Items listed in a dataset:
— Begin —
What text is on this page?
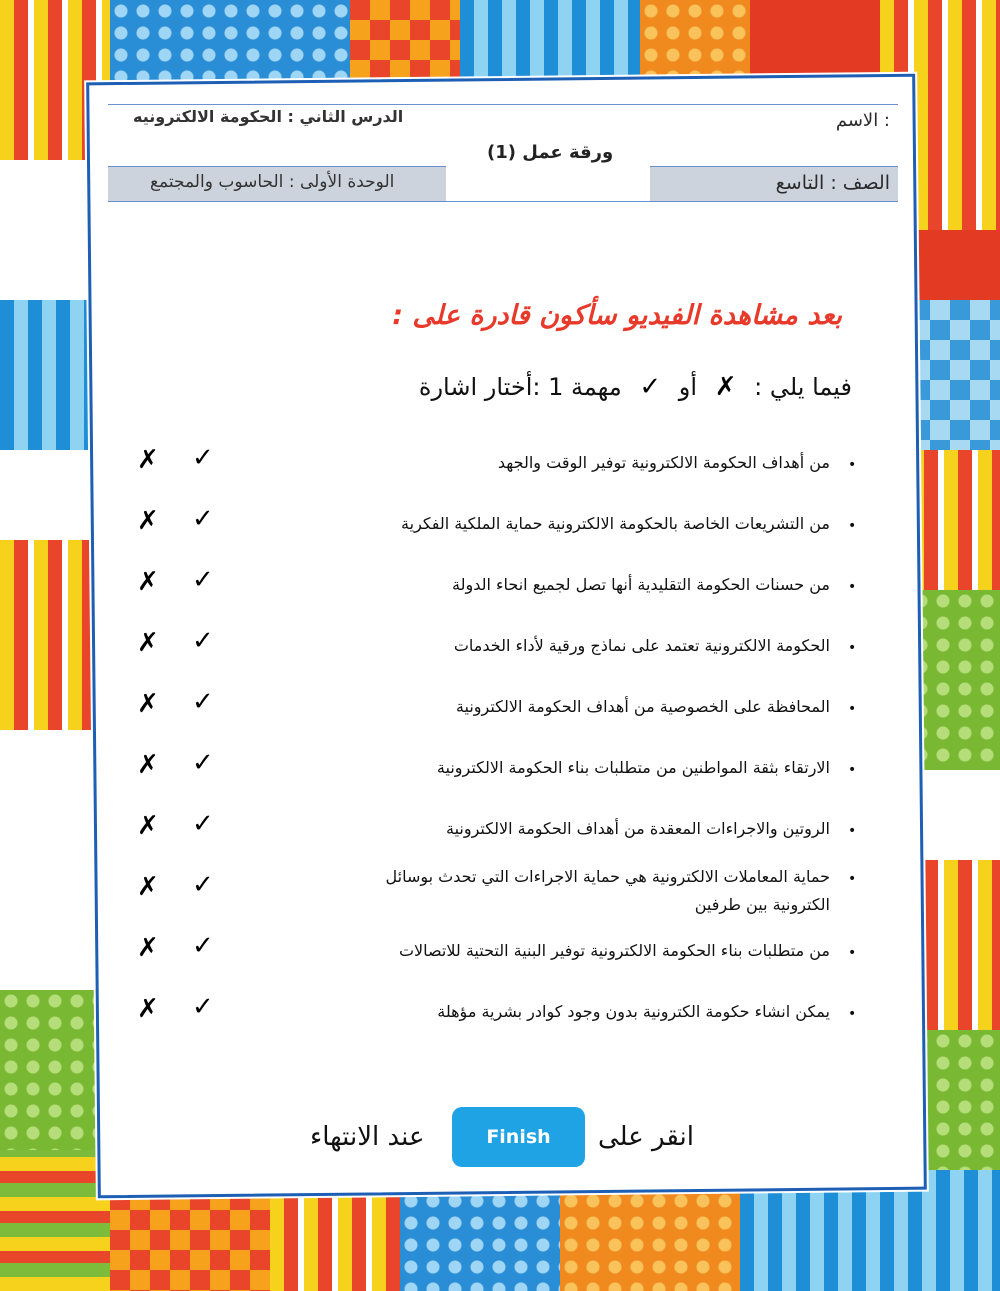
الاسم :
الدرس الثاني : الحكومة الالكترونيه
ورقة عمل (1)
الصف : التاسع
الوحدة الأولى : الحاسوب والمجتمع
بعد مشاهدة الفيديو سأكون قادرة على :
مهمة 1 :أختار اشارة ✓ أو ✗ فيما يلي :
•
من أهداف الحكومة الالكترونية توفير الوقت والجهد
✓
✗
•
من التشريعات الخاصة بالحكومة الالكترونية حماية الملكية الفكرية
✓
✗
•
من حسنات الحكومة التقليدية أنها تصل لجميع انحاء الدولة
✓
✗
•
الحكومة الالكترونية تعتمد على نماذج ورقية لأداء الخدمات
✓
✗
•
المحافظة على الخصوصية من أهداف الحكومة الالكترونية
✓
✗
•
الارتقاء بثقة المواطنين من متطلبات بناء الحكومة الالكترونية
✓
✗
•
الروتين والاجراءات المعقدة من أهداف الحكومة الالكترونية
✓
✗
•
حماية المعاملات الالكترونية هي حماية الاجراءات التي تحدث بوسائل
الكترونية بين طرفين
✓
✗
•
من متطلبات بناء الحكومة الالكترونية توفير البنية التحتية للاتصالات
✓
✗
•
يمكن انشاء حكومة الكترونية بدون وجود كوادر بشرية مؤهلة
✓
✗
انقر على
Finish
عند الانتهاء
— End —
▶ [Work to do]
Of the lines above, how many hold the word "متطلبات"? Say the number alone.

▶ [Response to this task]
2